Stored items from a collection:
::::

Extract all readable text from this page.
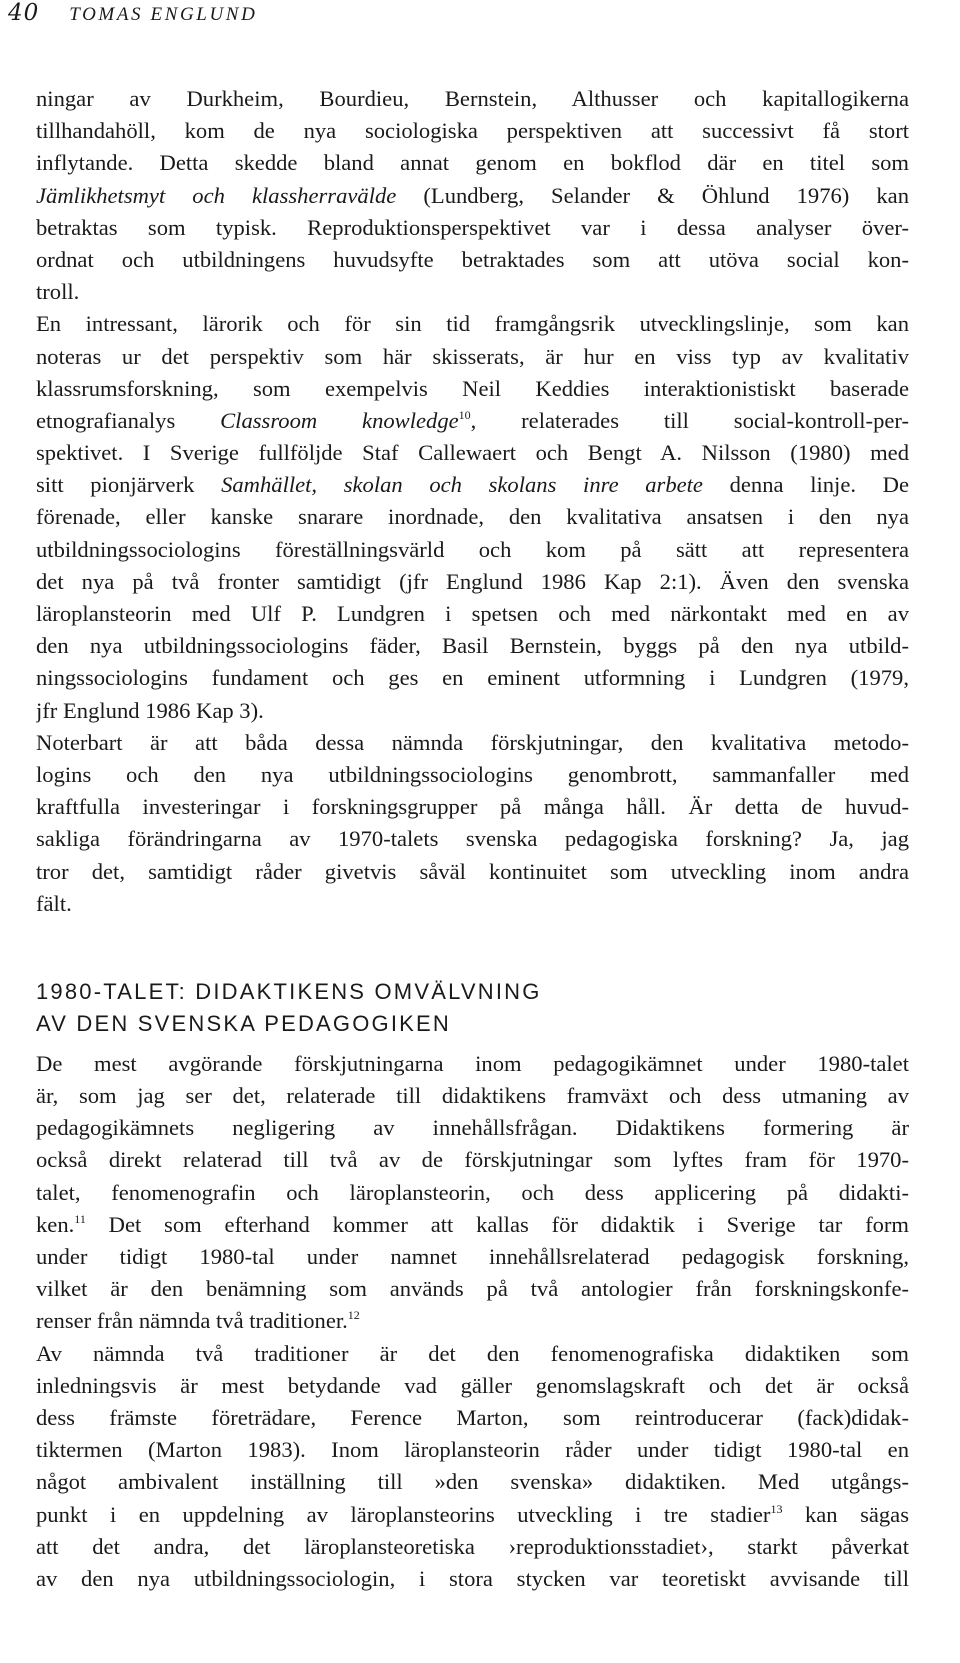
40 TOMAS ENGLUND
ningar av Durkheim, Bourdieu, Bernstein, Althusser och kapitallogikerna
tillhandahöll, kom de nya sociologiska perspektiven att successivt få stort
inflytande. Detta skedde bland annat genom en bokflod där en titel som
Jämlikhetsmyt och klassherravälde (Lundberg, Selander & Öhlund 1976) kan
betraktas som typisk. Reproduktionsperspektivet var i dessa analyser över-
ordnat och utbildningens huvudsyfte betraktades som att utöva social kon-
troll.
En intressant, lärorik och för sin tid framgångsrik utvecklingslinje, som kan
noteras ur det perspektiv som här skisserats, är hur en viss typ av kvalitativ
klassrumsforskning, som exempelvis Neil Keddies interaktionistiskt baserade
etnografianalys Classroom knowledge$^{10}$, relaterades till social-kontroll-per-
spektivet. I Sverige fullföljde Staf Callewaert och Bengt A. Nilsson (1980) med
sitt pionjärverk Samhället, skolan och skolans inre arbete denna linje. De
förenade, eller kanske snarare inordnade, den kvalitativa ansatsen i den nya
utbildningssociologins föreställningsvärld och kom på sätt att representera
det nya på två fronter samtidigt (jfr Englund 1986 Kap 2:1). Även den svenska
läroplansteorin med Ulf P. Lundgren i spetsen och med närkontakt med en av
den nya utbildningssociologins fäder, Basil Bernstein, byggs på den nya utbild-
ningssociologins fundament och ges en eminent utformning i Lundgren (1979,
jfr Englund 1986 Kap 3).
Noterbart är att båda dessa nämnda förskjutningar, den kvalitativa metodo-
logins och den nya utbildningssociologins genombrott, sammanfaller med
kraftfulla investeringar i forskningsgrupper på många håll. Är detta de huvud-
sakliga förändringarna av 1970-talets svenska pedagogiska forskning? Ja, jag
tror det, samtidigt råder givetvis såväl kontinuitet som utveckling inom andra
fält.
1980-TALET: DIDAKTIKENS OMVÄLVNING
AV DEN SVENSKA PEDAGOGIKEN
De mest avgörande förskjutningarna inom pedagogikämnet under 1980-talet
är, som jag ser det, relaterade till didaktikens framväxt och dess utmaning av
pedagogikämnets negligering av innehållsfrågan. Didaktikens formering är
också direkt relaterad till två av de förskjutningar som lyftes fram för 1970-
talet, fenomenografin och läroplansteorin, och dess applicering på didakti-
ken.$^{11}$ Det som efterhand kommer att kallas för didaktik i Sverige tar form
under tidigt 1980-tal under namnet innehållsrelaterad pedagogisk forskning,
vilket är den benämning som används på två antologier från forskningskonfe-
renser från nämnda två traditioner.$^{12}$
Av nämnda två traditioner är det den fenomenografiska didaktiken som
inledningsvis är mest betydande vad gäller genomslagskraft och det är också
dess främste företrädare, Ference Marton, som reintroducerar (fack)didak-
tiktermen (Marton 1983). Inom läroplansteorin råder under tidigt 1980-tal en
något ambivalent inställning till »den svenska» didaktiken. Med utgångs-
punkt i en uppdelning av läroplansteorins utveckling i tre stadier$^{13}$ kan sägas
att det andra, det läroplansteoretiska ›reproduktionsstadiet›, starkt påverkat
av den nya utbildningssociologin, i stora stycken var teoretiskt avvisande till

::::

#### [TASK ITEM]
Gather up the lines containing the word "Marton" from these records and copy them.

#### [OUTPUT OF THE EXERCISE]
dess främste företrädare, Ference Marton, som reintroducerar (fack)didak-
tiktermen (Marton 1983). Inom läroplansteorin råder under tidigt 1980-tal en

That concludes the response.